◆ DIRECTION
Find how many lines in the material hold the word "Catch", then state that number and nothing more.

[Chart and figure data]
——————

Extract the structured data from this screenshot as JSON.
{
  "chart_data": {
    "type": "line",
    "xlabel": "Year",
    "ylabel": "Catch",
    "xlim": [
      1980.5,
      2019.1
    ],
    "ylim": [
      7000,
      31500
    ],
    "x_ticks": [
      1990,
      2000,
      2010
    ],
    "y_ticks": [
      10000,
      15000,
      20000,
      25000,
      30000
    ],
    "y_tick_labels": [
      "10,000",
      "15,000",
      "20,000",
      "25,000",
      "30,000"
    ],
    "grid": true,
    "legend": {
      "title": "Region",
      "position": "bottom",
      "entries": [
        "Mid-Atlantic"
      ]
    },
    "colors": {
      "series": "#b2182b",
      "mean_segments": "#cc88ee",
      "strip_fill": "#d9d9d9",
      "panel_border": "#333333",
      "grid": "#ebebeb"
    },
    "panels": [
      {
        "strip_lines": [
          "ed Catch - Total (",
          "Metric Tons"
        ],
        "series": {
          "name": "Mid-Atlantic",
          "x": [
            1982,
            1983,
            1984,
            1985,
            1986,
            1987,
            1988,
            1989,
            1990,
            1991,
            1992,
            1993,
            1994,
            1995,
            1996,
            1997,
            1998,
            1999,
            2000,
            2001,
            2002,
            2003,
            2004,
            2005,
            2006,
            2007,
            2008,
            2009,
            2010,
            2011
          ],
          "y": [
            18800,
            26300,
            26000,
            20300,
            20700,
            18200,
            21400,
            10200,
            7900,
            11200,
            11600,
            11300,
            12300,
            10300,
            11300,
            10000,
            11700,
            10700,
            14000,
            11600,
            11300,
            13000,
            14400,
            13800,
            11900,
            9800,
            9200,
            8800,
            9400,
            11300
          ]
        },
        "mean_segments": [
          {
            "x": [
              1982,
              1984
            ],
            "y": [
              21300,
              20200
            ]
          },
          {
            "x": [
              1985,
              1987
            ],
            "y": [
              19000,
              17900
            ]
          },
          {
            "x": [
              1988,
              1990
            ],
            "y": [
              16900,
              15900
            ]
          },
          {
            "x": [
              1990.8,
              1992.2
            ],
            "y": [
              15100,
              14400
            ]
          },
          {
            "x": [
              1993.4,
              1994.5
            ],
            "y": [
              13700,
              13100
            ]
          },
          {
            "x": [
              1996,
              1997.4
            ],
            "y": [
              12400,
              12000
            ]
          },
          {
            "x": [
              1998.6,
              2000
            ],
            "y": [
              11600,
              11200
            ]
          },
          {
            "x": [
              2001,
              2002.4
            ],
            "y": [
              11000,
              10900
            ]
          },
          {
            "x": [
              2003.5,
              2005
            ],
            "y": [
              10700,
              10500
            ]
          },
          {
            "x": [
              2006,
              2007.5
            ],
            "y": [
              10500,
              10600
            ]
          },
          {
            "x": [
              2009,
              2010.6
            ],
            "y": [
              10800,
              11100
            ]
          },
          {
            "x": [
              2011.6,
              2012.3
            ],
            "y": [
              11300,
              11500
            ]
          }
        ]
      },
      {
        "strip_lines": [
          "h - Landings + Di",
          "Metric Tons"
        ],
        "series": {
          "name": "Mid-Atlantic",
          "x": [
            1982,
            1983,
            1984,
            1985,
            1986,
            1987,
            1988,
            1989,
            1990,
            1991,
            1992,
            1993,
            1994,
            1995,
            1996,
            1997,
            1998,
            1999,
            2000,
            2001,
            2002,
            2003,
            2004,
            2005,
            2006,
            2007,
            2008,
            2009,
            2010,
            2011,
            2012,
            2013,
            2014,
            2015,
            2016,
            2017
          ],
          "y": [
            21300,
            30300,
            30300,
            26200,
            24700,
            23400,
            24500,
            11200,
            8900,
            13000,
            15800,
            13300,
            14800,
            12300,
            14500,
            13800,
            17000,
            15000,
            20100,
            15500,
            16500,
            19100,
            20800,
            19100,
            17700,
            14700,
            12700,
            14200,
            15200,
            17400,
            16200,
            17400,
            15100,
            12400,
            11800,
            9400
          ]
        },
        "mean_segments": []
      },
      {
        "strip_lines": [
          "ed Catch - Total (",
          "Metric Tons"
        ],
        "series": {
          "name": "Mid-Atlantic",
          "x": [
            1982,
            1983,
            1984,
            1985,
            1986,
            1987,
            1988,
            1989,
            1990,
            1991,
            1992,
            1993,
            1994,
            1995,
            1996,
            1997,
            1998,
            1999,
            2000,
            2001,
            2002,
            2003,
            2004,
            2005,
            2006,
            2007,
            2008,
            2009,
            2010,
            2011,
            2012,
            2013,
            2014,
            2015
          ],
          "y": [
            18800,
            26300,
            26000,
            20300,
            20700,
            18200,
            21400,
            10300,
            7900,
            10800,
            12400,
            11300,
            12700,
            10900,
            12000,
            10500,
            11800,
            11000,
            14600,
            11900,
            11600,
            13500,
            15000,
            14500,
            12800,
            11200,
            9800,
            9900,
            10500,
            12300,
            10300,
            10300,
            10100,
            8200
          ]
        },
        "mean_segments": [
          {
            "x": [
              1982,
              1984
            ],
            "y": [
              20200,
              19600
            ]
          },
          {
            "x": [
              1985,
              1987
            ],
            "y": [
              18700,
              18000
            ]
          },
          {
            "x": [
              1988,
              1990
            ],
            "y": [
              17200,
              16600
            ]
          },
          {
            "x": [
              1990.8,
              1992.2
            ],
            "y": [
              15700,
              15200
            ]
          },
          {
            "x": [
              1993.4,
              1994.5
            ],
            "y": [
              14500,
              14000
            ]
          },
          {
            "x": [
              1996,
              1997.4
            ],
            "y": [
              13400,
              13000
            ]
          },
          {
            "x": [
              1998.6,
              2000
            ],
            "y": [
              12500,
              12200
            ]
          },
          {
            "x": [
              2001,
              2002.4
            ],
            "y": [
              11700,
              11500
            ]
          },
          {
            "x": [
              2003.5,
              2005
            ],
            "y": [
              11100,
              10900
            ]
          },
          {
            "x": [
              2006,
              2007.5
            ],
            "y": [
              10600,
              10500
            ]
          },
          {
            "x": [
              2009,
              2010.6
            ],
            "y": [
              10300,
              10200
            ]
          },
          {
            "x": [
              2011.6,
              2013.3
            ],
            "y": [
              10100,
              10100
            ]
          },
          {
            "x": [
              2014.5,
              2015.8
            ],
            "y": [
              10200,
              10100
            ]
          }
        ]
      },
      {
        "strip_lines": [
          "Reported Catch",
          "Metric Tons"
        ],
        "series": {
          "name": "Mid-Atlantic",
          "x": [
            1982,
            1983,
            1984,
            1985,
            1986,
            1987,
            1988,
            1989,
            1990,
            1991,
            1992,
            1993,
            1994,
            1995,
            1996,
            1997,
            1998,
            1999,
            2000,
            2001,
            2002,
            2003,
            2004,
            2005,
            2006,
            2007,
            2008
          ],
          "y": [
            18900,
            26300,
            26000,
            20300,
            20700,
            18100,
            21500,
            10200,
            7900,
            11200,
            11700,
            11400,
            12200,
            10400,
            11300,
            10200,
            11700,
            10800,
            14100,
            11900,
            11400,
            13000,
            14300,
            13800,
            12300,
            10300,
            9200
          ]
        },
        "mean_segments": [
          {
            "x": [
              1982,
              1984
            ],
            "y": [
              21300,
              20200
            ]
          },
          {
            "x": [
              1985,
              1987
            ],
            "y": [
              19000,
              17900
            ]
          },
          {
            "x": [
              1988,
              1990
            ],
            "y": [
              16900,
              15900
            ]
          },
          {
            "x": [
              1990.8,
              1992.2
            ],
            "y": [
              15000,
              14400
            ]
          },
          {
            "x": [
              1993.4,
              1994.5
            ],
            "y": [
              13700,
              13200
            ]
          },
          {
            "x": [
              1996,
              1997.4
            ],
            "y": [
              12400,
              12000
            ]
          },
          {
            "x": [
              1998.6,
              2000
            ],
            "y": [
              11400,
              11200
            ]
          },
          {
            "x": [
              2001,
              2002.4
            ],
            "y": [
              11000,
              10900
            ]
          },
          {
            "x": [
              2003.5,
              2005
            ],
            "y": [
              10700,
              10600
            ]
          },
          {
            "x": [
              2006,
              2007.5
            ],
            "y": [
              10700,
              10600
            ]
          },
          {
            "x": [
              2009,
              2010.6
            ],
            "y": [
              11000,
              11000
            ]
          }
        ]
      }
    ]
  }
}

——————

◆ ANSWER BELOW
4